--- START Available records ---

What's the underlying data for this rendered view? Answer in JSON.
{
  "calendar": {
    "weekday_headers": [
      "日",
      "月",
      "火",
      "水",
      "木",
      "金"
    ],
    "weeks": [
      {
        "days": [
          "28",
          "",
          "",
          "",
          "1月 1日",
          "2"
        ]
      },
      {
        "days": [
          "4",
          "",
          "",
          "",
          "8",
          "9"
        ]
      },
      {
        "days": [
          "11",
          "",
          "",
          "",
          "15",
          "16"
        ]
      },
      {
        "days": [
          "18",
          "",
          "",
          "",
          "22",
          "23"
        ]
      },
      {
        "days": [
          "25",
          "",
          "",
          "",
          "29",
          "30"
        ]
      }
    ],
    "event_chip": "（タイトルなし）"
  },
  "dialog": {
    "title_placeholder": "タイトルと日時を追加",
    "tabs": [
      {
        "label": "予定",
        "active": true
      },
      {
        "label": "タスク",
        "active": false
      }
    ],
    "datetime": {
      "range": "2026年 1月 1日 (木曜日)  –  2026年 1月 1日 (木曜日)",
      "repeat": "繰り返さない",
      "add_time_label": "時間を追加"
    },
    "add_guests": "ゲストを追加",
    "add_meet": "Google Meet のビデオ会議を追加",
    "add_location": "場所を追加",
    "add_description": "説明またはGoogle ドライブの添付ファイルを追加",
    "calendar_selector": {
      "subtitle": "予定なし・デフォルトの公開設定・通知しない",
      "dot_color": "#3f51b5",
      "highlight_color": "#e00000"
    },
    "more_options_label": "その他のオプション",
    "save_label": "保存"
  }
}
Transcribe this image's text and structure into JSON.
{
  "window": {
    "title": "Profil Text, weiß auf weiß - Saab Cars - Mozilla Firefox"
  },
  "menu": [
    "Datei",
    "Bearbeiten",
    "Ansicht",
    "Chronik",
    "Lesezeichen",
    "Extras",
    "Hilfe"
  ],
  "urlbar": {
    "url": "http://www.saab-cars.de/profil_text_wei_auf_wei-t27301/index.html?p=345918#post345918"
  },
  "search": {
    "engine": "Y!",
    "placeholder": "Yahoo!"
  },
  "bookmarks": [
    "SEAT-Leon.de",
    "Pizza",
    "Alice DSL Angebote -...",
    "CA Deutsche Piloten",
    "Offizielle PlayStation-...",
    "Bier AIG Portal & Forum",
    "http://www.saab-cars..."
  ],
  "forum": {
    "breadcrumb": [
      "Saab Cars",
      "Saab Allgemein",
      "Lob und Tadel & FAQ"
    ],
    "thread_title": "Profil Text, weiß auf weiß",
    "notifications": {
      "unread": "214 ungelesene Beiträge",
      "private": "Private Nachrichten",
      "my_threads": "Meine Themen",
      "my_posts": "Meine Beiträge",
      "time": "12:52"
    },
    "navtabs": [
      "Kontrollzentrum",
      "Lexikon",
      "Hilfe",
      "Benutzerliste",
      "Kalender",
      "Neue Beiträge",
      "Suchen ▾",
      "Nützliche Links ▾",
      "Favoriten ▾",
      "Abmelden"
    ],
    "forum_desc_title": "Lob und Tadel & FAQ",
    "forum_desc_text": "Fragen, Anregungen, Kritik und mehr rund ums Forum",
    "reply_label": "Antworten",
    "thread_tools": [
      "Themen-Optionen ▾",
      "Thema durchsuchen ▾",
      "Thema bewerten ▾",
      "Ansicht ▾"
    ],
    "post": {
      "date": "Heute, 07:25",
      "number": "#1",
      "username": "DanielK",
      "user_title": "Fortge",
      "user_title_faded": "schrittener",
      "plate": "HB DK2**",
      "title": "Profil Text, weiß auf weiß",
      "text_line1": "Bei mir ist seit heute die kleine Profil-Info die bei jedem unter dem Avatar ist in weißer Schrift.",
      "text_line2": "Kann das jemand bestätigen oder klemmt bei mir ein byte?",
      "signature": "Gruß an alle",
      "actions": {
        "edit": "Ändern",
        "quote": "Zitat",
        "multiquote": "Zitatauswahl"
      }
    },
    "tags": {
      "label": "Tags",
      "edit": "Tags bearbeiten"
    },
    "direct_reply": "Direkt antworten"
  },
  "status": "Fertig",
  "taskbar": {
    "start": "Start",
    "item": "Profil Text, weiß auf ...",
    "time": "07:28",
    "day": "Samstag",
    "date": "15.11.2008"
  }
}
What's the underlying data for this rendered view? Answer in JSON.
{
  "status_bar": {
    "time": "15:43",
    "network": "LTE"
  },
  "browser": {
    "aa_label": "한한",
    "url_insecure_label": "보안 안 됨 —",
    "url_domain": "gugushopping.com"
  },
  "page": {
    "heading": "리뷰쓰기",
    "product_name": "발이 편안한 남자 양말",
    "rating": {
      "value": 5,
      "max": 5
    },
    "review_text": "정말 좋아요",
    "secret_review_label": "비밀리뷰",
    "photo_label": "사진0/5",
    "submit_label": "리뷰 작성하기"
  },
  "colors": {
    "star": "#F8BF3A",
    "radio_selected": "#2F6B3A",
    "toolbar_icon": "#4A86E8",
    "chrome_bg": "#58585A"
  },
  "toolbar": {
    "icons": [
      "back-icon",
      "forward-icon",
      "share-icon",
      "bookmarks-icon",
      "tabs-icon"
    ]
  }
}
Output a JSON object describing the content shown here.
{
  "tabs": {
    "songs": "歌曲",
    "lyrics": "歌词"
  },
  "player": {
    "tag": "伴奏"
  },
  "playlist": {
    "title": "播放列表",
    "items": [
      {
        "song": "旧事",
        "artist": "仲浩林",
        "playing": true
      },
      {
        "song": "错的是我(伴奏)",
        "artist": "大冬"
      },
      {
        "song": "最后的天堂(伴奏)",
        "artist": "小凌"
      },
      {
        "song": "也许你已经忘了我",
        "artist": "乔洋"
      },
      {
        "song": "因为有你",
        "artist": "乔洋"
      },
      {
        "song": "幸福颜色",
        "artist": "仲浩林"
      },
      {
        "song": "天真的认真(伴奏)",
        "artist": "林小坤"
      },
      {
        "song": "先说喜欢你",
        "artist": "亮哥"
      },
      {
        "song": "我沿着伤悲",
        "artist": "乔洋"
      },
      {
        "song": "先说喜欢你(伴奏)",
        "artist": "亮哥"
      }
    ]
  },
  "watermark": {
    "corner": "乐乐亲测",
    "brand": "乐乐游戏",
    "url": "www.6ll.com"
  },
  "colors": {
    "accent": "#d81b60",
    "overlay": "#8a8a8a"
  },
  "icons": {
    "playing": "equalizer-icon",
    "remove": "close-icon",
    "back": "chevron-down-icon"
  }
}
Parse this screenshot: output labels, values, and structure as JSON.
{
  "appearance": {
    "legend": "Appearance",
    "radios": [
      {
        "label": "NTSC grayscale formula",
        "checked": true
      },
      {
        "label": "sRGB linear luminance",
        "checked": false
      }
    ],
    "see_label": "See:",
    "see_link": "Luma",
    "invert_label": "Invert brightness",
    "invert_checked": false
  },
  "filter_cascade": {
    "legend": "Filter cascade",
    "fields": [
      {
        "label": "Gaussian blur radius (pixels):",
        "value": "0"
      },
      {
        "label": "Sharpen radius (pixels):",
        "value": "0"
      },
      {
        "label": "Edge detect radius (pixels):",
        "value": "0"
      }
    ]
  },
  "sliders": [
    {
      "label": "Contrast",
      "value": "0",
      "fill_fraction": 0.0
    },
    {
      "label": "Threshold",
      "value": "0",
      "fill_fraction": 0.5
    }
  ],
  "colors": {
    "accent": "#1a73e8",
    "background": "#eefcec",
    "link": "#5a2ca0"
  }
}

--- END Available records ---

> [What you need to do]
Produce an exact copy of the whole listing.

> [Exercise answer]
What's the underlying data for this rendered view? Answer in JSON.
{
  "calendar": {
    "weekday_headers": [
      "日",
      "月",
      "火",
      "水",
      "木",
      "金"
    ],
    "weeks": [
      {
        "days": [
          "28",
          "",
          "",
          "",
          "1月 1日",
          "2"
        ]
      },
      {
        "days": [
          "4",
          "",
          "",
          "",
          "8",
          "9"
        ]
      },
      {
        "days": [
          "11",
          "",
          "",
          "",
          "15",
          "16"
        ]
      },
      {
        "days": [
          "18",
          "",
          "",
          "",
          "22",
          "23"
        ]
      },
      {
        "days": [
          "25",
          "",
          "",
          "",
          "29",
          "30"
        ]
      }
    ],
    "event_chip": "（タイトルなし）"
  },
  "dialog": {
    "title_placeholder": "タイトルと日時を追加",
    "tabs": [
      {
        "label": "予定",
        "active": true
      },
      {
        "label": "タスク",
        "active": false
      }
    ],
    "datetime": {
      "range": "2026年 1月 1日 (木曜日)  –  2026年 1月 1日 (木曜日)",
      "repeat": "繰り返さない",
      "add_time_label": "時間を追加"
    },
    "add_guests": "ゲストを追加",
    "add_meet": "Google Meet のビデオ会議を追加",
    "add_location": "場所を追加",
    "add_description": "説明またはGoogle ドライブの添付ファイルを追加",
    "calendar_selector": {
      "subtitle": "予定なし・デフォルトの公開設定・通知しない",
      "dot_color": "#3f51b5",
      "highlight_color": "#e00000"
    },
    "more_options_label": "その他のオプション",
    "save_label": "保存"
  }
}
Transcribe this image's text and structure into JSON.
{
  "window": {
    "title": "Profil Text, weiß auf weiß - Saab Cars - Mozilla Firefox"
  },
  "menu": [
    "Datei",
    "Bearbeiten",
    "Ansicht",
    "Chronik",
    "Lesezeichen",
    "Extras",
    "Hilfe"
  ],
  "urlbar": {
    "url": "http://www.saab-cars.de/profil_text_wei_auf_wei-t27301/index.html?p=345918#post345918"
  },
  "search": {
    "engine": "Y!",
    "placeholder": "Yahoo!"
  },
  "bookmarks": [
    "SEAT-Leon.de",
    "Pizza",
    "Alice DSL Angebote -...",
    "CA Deutsche Piloten",
    "Offizielle PlayStation-...",
    "Bier AIG Portal & Forum",
    "http://www.saab-cars..."
  ],
  "forum": {
    "breadcrumb": [
      "Saab Cars",
      "Saab Allgemein",
      "Lob und Tadel & FAQ"
    ],
    "thread_title": "Profil Text, weiß auf weiß",
    "notifications": {
      "unread": "214 ungelesene Beiträge",
      "private": "Private Nachrichten",
      "my_threads": "Meine Themen",
      "my_posts": "Meine Beiträge",
      "time": "12:52"
    },
    "navtabs": [
      "Kontrollzentrum",
      "Lexikon",
      "Hilfe",
      "Benutzerliste",
      "Kalender",
      "Neue Beiträge",
      "Suchen ▾",
      "Nützliche Links ▾",
      "Favoriten ▾",
      "Abmelden"
    ],
    "forum_desc_title": "Lob und Tadel & FAQ",
    "forum_desc_text": "Fragen, Anregungen, Kritik und mehr rund ums Forum",
    "reply_label": "Antworten",
    "thread_tools": [
      "Themen-Optionen ▾",
      "Thema durchsuchen ▾",
      "Thema bewerten ▾",
      "Ansicht ▾"
    ],
    "post": {
      "date": "Heute, 07:25",
      "number": "#1",
      "username": "DanielK",
      "user_title": "Fortge",
      "user_title_faded": "schrittener",
      "plate": "HB DK2**",
      "title": "Profil Text, weiß auf weiß",
      "text_line1": "Bei mir ist seit heute die kleine Profil-Info die bei jedem unter dem Avatar ist in weißer Schrift.",
      "text_line2": "Kann das jemand bestätigen oder klemmt bei mir ein byte?",
      "signature": "Gruß an alle",
      "actions": {
        "edit": "Ändern",
        "quote": "Zitat",
        "multiquote": "Zitatauswahl"
      }
    },
    "tags": {
      "label": "Tags",
      "edit": "Tags bearbeiten"
    },
    "direct_reply": "Direkt antworten"
  },
  "status": "Fertig",
  "taskbar": {
    "start": "Start",
    "item": "Profil Text, weiß auf ...",
    "time": "07:28",
    "day": "Samstag",
    "date": "15.11.2008"
  }
}
What's the underlying data for this rendered view? Answer in JSON.
{
  "status_bar": {
    "time": "15:43",
    "network": "LTE"
  },
  "browser": {
    "aa_label": "한한",
    "url_insecure_label": "보안 안 됨 —",
    "url_domain": "gugushopping.com"
  },
  "page": {
    "heading": "리뷰쓰기",
    "product_name": "발이 편안한 남자 양말",
    "rating": {
      "value": 5,
      "max": 5
    },
    "review_text": "정말 좋아요",
    "secret_review_label": "비밀리뷰",
    "photo_label": "사진0/5",
    "submit_label": "리뷰 작성하기"
  },
  "colors": {
    "star": "#F8BF3A",
    "radio_selected": "#2F6B3A",
    "toolbar_icon": "#4A86E8",
    "chrome_bg": "#58585A"
  },
  "toolbar": {
    "icons": [
      "back-icon",
      "forward-icon",
      "share-icon",
      "bookmarks-icon",
      "tabs-icon"
    ]
  }
}
Output a JSON object describing the content shown here.
{
  "tabs": {
    "songs": "歌曲",
    "lyrics": "歌词"
  },
  "player": {
    "tag": "伴奏"
  },
  "playlist": {
    "title": "播放列表",
    "items": [
      {
        "song": "旧事",
        "artist": "仲浩林",
        "playing": true
      },
      {
        "song": "错的是我(伴奏)",
        "artist": "大冬"
      },
      {
        "song": "最后的天堂(伴奏)",
        "artist": "小凌"
      },
      {
        "song": "也许你已经忘了我",
        "artist": "乔洋"
      },
      {
        "song": "因为有你",
        "artist": "乔洋"
      },
      {
        "song": "幸福颜色",
        "artist": "仲浩林"
      },
      {
        "song": "天真的认真(伴奏)",
        "artist": "林小坤"
      },
      {
        "song": "先说喜欢你",
        "artist": "亮哥"
      },
      {
        "song": "我沿着伤悲",
        "artist": "乔洋"
      },
      {
        "song": "先说喜欢你(伴奏)",
        "artist": "亮哥"
      }
    ]
  },
  "watermark": {
    "corner": "乐乐亲测",
    "brand": "乐乐游戏",
    "url": "www.6ll.com"
  },
  "colors": {
    "accent": "#d81b60",
    "overlay": "#8a8a8a"
  },
  "icons": {
    "playing": "equalizer-icon",
    "remove": "close-icon",
    "back": "chevron-down-icon"
  }
}
Parse this screenshot: output labels, values, and structure as JSON.
{
  "appearance": {
    "legend": "Appearance",
    "radios": [
      {
        "label": "NTSC grayscale formula",
        "checked": true
      },
      {
        "label": "sRGB linear luminance",
        "checked": false
      }
    ],
    "see_label": "See:",
    "see_link": "Luma",
    "invert_label": "Invert brightness",
    "invert_checked": false
  },
  "filter_cascade": {
    "legend": "Filter cascade",
    "fields": [
      {
        "label": "Gaussian blur radius (pixels):",
        "value": "0"
      },
      {
        "label": "Sharpen radius (pixels):",
        "value": "0"
      },
      {
        "label": "Edge detect radius (pixels):",
        "value": "0"
      }
    ]
  },
  "sliders": [
    {
      "label": "Contrast",
      "value": "0",
      "fill_fraction": 0.0
    },
    {
      "label": "Threshold",
      "value": "0",
      "fill_fraction": 0.5
    }
  ],
  "colors": {
    "accent": "#1a73e8",
    "background": "#eefcec",
    "link": "#5a2ca0"
  }
}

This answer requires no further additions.